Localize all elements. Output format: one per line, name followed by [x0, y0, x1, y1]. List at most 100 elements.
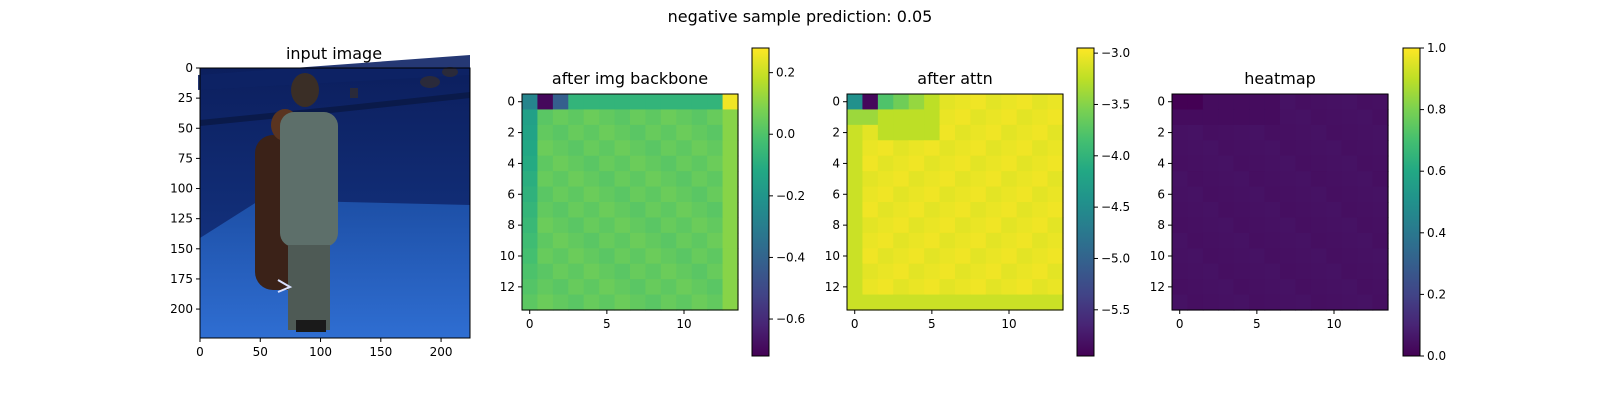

******************************

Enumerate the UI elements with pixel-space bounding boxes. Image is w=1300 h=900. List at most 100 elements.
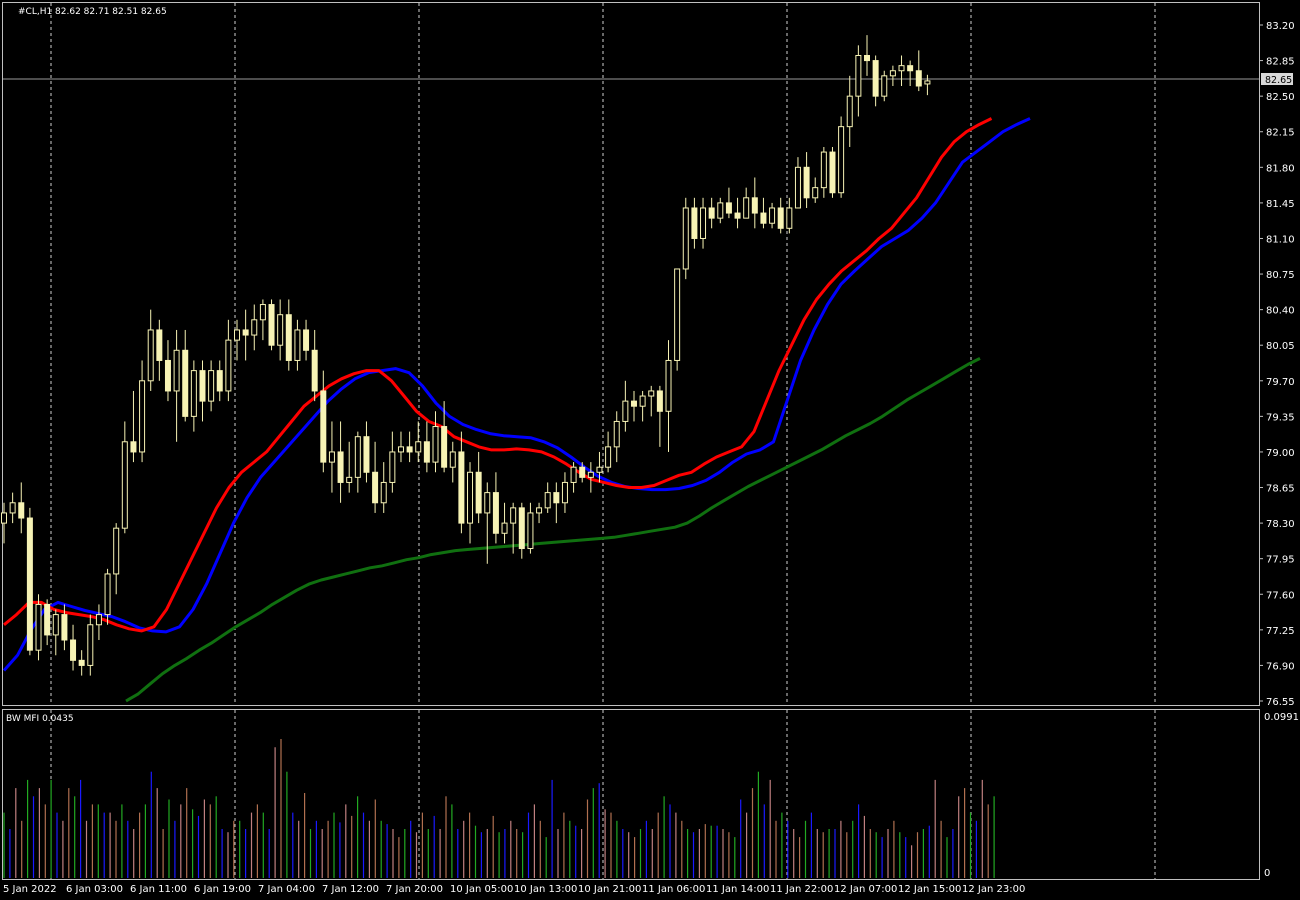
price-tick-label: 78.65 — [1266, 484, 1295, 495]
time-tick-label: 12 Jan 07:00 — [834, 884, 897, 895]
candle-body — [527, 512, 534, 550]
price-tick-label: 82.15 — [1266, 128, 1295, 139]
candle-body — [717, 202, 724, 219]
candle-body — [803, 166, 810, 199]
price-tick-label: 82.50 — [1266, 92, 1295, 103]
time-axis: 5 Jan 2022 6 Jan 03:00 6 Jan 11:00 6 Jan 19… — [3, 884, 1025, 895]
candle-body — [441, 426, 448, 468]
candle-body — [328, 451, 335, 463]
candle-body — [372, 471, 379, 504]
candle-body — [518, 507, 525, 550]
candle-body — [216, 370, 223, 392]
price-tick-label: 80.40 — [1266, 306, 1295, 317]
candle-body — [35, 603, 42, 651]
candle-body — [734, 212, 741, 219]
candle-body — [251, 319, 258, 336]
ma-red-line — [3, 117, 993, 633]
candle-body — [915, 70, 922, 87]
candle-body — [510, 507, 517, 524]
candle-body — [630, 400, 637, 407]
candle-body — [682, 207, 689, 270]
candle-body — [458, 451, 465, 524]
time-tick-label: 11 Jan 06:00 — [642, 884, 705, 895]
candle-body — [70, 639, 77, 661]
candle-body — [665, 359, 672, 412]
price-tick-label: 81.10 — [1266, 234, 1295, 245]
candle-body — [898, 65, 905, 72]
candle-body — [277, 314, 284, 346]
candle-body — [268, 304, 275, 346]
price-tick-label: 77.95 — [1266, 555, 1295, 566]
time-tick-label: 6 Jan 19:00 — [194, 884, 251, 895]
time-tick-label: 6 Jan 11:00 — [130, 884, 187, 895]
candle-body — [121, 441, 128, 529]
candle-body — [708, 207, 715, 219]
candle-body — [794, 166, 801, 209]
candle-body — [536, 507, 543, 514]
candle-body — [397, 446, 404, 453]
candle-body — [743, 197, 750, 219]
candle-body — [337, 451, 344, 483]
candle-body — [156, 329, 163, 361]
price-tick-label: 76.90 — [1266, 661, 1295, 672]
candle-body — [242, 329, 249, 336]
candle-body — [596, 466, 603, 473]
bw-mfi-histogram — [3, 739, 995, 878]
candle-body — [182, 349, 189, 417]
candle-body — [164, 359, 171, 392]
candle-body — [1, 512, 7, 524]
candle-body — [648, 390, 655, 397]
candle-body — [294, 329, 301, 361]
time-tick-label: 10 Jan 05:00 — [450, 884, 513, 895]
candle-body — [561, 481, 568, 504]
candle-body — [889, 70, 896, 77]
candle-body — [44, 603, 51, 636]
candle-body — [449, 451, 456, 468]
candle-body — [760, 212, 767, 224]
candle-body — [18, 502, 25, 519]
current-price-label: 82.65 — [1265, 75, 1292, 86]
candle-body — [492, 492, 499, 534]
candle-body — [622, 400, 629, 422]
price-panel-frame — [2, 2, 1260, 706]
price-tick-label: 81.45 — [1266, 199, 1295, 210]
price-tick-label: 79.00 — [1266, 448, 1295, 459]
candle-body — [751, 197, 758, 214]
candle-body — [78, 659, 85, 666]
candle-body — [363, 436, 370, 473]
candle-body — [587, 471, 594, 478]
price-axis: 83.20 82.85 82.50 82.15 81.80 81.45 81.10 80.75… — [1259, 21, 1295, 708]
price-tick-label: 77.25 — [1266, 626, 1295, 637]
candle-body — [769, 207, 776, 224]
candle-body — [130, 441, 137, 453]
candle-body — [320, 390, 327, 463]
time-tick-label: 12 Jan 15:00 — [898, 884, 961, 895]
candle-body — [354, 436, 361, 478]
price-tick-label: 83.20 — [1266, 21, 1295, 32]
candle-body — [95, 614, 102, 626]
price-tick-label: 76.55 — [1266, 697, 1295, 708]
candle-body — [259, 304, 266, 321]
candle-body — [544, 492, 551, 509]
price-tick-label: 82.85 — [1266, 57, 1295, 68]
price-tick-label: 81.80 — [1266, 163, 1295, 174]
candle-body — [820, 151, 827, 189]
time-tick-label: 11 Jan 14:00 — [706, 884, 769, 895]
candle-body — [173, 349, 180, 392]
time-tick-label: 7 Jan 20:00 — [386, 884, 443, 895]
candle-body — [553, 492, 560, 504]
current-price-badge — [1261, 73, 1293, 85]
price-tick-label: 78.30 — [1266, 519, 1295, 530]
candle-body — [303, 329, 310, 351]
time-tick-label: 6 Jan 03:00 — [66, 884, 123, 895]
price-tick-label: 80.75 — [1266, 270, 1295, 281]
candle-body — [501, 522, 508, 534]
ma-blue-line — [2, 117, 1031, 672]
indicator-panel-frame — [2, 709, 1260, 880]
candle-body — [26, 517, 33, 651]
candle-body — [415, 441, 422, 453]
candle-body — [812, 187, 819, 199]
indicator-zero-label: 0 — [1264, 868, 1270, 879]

******************************

→ What is expected
Can you copy the rows above word for word, starting at the line containing "Enumerate the UI" and ending at the line containing "candle-body — [121, 441, 128, 529]", and leave the pictures out?

→ Answer to the task
Enumerate the UI elements with pixel-space bounding boxes. Image is w=1300 h=900. List at most 100 elements.
price-tick-label: 78.65 — [1266, 484, 1295, 495]
time-tick-label: 12 Jan 07:00 — [834, 884, 897, 895]
candle-body — [527, 512, 534, 550]
price-tick-label: 82.15 — [1266, 128, 1295, 139]
candle-body — [717, 202, 724, 219]
candle-body — [803, 166, 810, 199]
price-tick-label: 82.50 — [1266, 92, 1295, 103]
time-axis: 5 Jan 2022 6 Jan 03:00 6 Jan 11:00 6 Jan 19… — [3, 884, 1025, 895]
candle-body — [441, 426, 448, 468]
candle-body — [328, 451, 335, 463]
candle-body — [372, 471, 379, 504]
candle-body — [518, 507, 525, 550]
candle-body — [216, 370, 223, 392]
price-tick-label: 80.40 — [1266, 306, 1295, 317]
candle-body — [35, 603, 42, 651]
candle-body — [734, 212, 741, 219]
candle-body — [251, 319, 258, 336]
ma-red-line — [3, 117, 993, 633]
candle-body — [915, 70, 922, 87]
candle-body — [510, 507, 517, 524]
candle-body — [630, 400, 637, 407]
candle-body — [682, 207, 689, 270]
candle-body — [458, 451, 465, 524]
time-tick-label: 11 Jan 06:00 — [642, 884, 705, 895]
candle-body — [70, 639, 77, 661]
candle-body — [665, 359, 672, 412]
price-tick-label: 81.10 — [1266, 234, 1295, 245]
candle-body — [898, 65, 905, 72]
candle-body — [277, 314, 284, 346]
candle-body — [268, 304, 275, 346]
price-tick-label: 77.95 — [1266, 555, 1295, 566]
time-tick-label: 6 Jan 19:00 — [194, 884, 251, 895]
time-tick-label: 6 Jan 11:00 — [130, 884, 187, 895]
candle-body — [121, 441, 128, 529]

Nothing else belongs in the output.